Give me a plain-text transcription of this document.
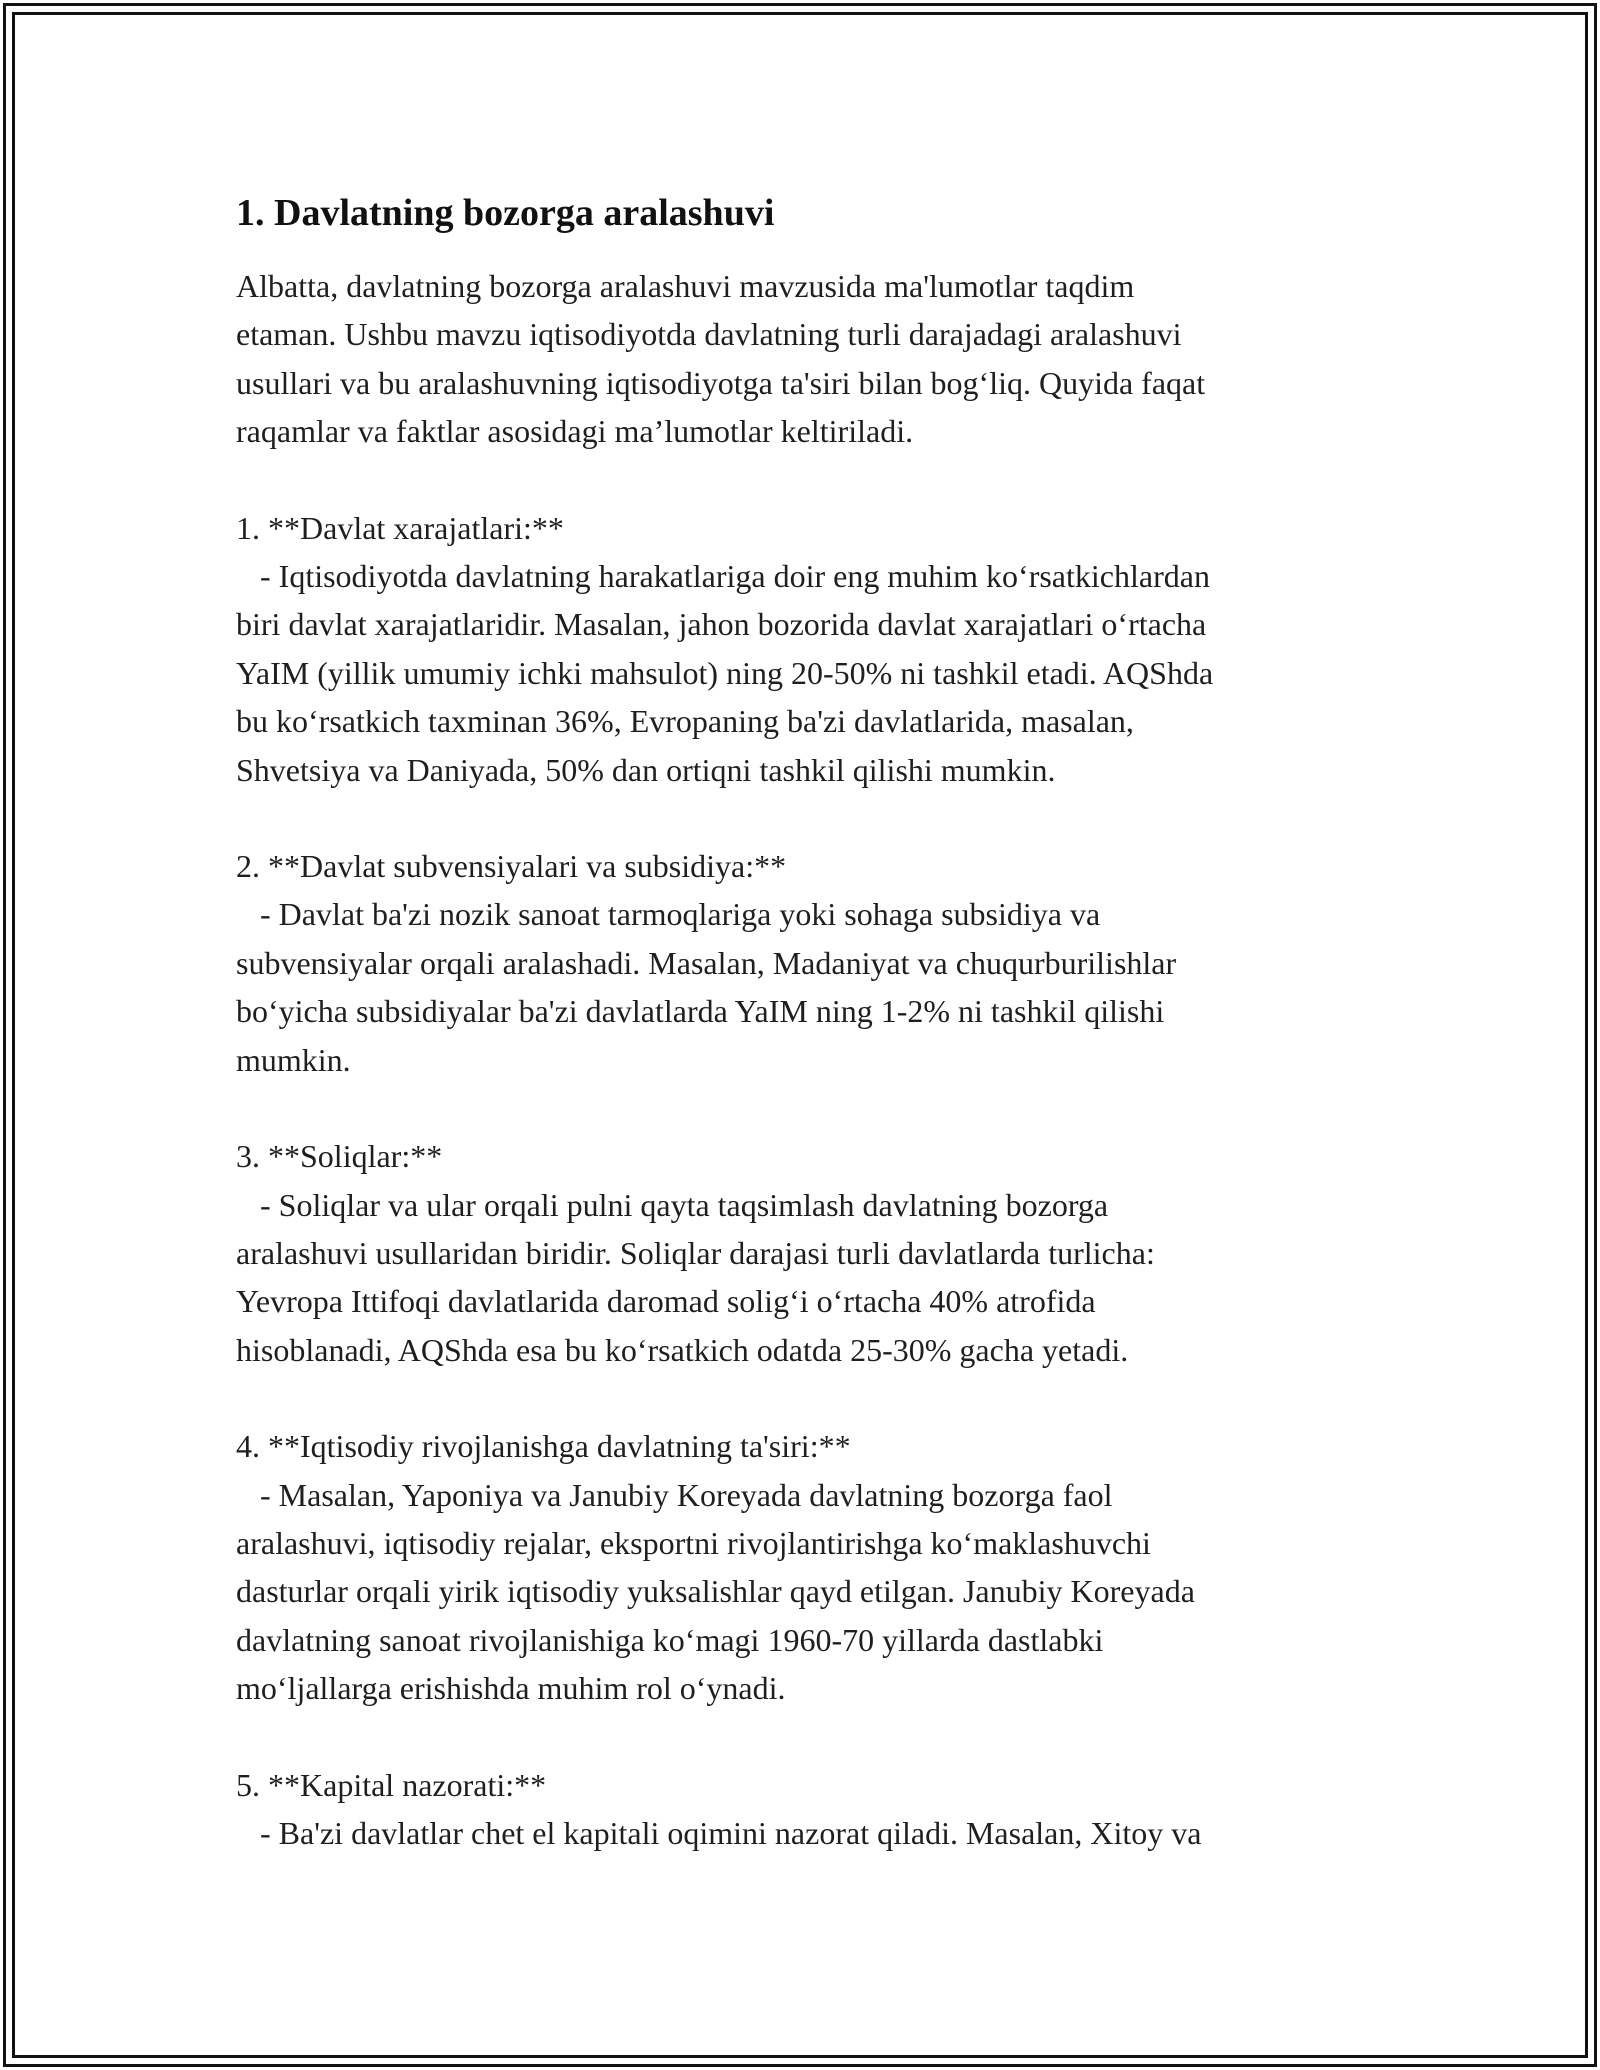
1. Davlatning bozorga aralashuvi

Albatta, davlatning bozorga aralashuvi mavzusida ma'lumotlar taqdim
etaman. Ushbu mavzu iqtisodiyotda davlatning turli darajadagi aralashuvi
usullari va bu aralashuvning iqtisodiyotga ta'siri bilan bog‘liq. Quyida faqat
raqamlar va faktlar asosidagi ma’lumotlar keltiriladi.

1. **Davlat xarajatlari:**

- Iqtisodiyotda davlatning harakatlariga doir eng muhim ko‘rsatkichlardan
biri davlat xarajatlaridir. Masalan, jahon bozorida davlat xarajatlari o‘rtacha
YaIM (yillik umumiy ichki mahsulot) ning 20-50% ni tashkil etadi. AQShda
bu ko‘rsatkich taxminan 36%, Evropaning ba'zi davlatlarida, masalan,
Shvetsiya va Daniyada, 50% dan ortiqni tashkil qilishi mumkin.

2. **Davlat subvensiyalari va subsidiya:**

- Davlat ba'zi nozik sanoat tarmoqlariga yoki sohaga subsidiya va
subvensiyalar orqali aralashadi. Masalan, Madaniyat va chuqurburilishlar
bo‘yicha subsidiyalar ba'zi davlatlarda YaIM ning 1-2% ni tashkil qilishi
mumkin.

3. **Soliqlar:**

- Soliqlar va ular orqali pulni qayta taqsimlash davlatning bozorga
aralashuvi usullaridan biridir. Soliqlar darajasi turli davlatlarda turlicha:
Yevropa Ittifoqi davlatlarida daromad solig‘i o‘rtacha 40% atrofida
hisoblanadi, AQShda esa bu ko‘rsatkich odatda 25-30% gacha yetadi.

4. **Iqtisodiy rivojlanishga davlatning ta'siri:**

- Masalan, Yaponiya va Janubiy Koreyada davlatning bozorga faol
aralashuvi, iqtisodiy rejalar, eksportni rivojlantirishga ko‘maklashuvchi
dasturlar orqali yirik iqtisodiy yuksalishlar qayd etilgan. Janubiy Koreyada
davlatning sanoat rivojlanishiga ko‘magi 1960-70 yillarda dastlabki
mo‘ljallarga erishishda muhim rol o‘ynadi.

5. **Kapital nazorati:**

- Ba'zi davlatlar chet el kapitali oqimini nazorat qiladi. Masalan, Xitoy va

# # # #

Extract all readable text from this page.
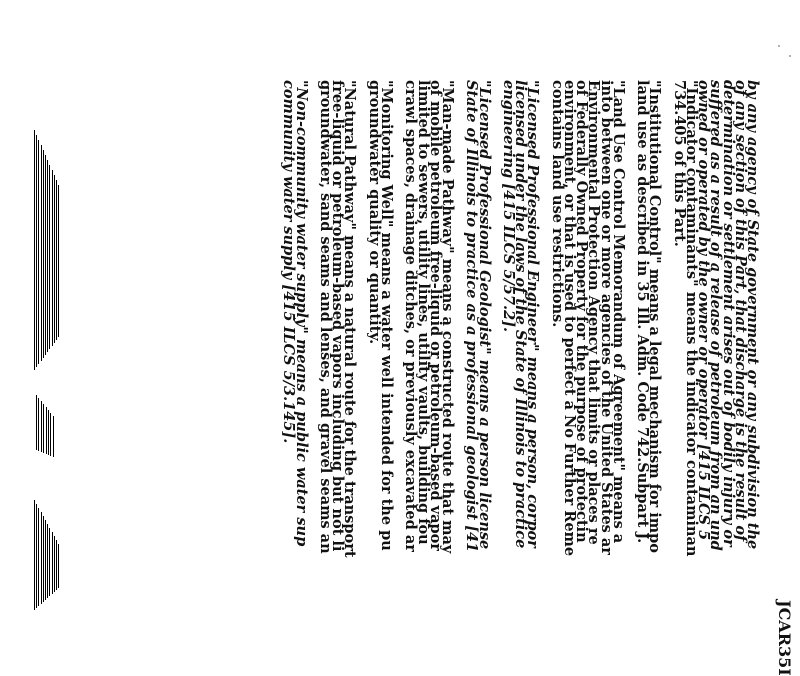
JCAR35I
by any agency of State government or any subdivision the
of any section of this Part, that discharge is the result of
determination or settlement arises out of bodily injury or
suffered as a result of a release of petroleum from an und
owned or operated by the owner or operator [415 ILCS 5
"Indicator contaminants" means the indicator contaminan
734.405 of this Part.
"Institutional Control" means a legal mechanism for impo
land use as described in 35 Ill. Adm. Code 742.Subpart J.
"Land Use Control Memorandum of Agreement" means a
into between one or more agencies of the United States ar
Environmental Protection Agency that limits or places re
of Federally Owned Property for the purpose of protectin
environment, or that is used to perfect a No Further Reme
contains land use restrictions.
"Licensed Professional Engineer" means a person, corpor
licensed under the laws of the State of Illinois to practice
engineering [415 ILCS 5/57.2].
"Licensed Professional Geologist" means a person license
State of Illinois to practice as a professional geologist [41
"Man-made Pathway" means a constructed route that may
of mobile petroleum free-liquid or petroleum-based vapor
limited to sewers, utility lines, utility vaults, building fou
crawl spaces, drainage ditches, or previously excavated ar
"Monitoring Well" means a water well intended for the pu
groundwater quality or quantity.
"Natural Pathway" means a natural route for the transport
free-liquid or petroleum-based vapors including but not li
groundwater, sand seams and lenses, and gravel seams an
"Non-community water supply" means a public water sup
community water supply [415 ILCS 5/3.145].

# # # #

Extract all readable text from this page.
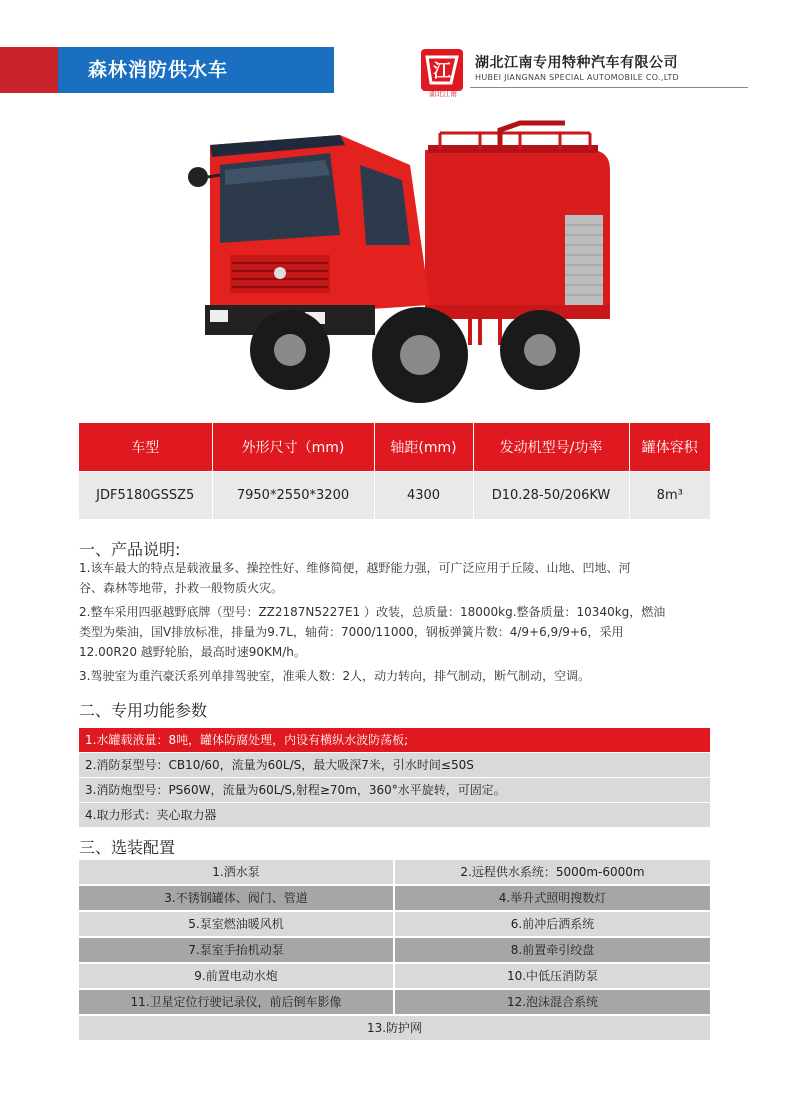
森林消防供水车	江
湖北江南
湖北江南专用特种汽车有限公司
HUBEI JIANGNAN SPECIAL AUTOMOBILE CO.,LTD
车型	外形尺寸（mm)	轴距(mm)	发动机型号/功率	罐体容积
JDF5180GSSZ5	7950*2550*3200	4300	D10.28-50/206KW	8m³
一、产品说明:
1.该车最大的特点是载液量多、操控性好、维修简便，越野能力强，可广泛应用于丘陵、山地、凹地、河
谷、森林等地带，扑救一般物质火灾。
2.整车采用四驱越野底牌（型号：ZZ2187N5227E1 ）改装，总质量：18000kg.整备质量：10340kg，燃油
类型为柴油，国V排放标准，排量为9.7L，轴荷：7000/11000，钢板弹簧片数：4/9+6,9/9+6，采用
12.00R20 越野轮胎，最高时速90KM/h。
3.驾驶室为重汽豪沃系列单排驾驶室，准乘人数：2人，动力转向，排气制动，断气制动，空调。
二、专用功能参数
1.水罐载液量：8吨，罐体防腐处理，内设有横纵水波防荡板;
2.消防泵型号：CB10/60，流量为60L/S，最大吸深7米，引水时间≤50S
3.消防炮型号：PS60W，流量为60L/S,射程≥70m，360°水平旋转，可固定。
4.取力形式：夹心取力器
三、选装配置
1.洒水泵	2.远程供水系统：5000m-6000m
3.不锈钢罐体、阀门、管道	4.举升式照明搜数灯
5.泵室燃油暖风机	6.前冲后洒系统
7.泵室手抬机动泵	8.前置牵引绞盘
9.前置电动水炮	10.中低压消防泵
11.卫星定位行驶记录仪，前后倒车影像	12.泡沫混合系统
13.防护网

# # # #

## GOAL
Find the word "lumotlar" in the material, then list each line that holds it.

## FINAL RESULT
Albatta, davlatning bozorga aralashuvi mavzusida ma'lumotlar taqdim
raqamlar va faktlar asosidagi ma’lumotlar keltiriladi.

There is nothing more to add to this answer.